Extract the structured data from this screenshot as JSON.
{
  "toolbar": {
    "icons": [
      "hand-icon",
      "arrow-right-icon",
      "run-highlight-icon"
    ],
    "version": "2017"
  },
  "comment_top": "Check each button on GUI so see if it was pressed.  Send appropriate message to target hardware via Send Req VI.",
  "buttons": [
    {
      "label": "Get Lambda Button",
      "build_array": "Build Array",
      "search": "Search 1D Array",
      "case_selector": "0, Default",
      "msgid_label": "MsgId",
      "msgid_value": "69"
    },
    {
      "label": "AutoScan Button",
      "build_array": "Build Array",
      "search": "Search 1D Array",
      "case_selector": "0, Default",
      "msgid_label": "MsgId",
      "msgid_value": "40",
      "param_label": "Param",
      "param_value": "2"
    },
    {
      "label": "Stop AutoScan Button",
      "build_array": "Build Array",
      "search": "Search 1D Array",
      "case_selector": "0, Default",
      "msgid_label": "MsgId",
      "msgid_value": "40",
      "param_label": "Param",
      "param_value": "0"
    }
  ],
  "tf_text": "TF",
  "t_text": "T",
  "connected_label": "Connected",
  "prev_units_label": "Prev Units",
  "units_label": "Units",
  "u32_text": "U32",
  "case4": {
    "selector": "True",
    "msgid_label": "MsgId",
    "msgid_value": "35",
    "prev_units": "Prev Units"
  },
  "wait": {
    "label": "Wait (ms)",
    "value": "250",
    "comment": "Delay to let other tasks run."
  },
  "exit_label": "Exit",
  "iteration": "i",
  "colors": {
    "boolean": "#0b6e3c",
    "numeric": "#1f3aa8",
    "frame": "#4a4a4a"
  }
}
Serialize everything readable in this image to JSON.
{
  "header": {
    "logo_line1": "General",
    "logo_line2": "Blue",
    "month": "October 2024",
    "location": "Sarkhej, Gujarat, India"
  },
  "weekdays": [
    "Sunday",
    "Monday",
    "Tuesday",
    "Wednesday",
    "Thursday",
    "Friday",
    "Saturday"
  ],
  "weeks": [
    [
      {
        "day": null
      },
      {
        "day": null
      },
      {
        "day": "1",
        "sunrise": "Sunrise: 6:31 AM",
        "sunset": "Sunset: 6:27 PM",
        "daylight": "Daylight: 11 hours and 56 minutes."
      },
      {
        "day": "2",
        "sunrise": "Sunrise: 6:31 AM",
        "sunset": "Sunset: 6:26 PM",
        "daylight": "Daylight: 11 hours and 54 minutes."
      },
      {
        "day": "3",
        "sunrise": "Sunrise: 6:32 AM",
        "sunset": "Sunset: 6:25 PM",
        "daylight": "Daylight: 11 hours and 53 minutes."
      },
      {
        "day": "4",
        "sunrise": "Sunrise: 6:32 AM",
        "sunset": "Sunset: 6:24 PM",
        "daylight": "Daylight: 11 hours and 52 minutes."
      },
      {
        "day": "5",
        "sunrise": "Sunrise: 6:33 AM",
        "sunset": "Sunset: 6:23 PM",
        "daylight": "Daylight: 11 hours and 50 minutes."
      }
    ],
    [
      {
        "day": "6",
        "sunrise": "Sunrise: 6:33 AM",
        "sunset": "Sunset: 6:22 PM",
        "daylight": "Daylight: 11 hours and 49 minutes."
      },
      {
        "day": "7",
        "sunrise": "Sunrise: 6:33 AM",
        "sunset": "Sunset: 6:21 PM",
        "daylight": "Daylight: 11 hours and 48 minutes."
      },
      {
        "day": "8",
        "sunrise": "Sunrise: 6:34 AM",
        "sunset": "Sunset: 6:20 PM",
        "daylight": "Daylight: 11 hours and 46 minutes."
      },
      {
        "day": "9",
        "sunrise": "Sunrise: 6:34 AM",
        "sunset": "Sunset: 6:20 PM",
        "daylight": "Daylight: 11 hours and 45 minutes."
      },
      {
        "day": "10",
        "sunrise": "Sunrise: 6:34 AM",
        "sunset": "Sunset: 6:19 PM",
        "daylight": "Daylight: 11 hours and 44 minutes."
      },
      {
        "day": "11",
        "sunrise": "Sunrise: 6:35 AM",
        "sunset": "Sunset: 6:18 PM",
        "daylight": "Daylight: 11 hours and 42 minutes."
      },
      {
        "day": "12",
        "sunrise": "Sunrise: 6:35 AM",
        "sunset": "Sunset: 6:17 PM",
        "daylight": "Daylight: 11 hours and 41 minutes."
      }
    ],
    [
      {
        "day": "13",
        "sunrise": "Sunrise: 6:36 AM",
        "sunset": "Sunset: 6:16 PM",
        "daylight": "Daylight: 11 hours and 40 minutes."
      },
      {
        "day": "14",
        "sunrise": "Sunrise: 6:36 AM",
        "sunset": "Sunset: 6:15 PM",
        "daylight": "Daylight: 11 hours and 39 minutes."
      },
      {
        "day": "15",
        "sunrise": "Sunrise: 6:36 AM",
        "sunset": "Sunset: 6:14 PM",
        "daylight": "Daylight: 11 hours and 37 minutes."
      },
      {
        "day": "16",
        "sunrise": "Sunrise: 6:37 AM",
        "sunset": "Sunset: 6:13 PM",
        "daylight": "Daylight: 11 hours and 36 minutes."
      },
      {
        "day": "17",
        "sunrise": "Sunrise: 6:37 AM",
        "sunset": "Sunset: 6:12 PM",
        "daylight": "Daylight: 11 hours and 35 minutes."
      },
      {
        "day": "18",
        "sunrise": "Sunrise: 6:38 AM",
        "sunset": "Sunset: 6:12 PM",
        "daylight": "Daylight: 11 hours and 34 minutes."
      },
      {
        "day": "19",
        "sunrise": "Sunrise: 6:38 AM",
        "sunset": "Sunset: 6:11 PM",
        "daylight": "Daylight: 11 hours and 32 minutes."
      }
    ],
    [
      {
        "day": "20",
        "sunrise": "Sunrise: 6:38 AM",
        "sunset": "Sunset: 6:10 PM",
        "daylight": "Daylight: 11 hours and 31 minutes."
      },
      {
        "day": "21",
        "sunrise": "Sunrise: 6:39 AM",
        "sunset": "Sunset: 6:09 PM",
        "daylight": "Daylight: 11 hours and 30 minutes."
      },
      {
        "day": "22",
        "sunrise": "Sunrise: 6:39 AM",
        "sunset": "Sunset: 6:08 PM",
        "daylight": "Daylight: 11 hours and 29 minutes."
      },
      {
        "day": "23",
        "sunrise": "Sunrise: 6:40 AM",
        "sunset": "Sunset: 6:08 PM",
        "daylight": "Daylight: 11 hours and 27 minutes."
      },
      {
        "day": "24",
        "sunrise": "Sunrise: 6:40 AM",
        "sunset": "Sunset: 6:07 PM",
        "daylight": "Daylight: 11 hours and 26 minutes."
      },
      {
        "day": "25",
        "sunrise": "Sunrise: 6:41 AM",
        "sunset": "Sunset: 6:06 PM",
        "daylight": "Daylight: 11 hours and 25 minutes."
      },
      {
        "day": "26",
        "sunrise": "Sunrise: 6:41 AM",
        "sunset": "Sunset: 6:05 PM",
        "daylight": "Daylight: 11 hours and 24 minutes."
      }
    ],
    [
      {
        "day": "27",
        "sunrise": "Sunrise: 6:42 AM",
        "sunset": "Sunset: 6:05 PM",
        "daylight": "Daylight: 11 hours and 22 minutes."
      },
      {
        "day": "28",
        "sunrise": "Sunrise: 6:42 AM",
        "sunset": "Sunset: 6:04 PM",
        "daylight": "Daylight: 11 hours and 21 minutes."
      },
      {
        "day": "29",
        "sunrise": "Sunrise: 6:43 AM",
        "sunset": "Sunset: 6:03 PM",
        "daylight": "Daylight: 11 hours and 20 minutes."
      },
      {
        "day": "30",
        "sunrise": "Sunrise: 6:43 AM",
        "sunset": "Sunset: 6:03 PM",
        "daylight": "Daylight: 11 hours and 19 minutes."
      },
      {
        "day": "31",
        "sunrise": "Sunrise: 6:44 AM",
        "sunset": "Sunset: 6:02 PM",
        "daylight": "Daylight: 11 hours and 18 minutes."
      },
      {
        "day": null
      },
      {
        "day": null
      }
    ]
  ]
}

________________________________________

◆ Task to complete ◆
Show every line in the records above that contains the word "AutoScan".

◆ Answer in full ◆
      "label": "AutoScan Button",
      "label": "Stop AutoScan Button",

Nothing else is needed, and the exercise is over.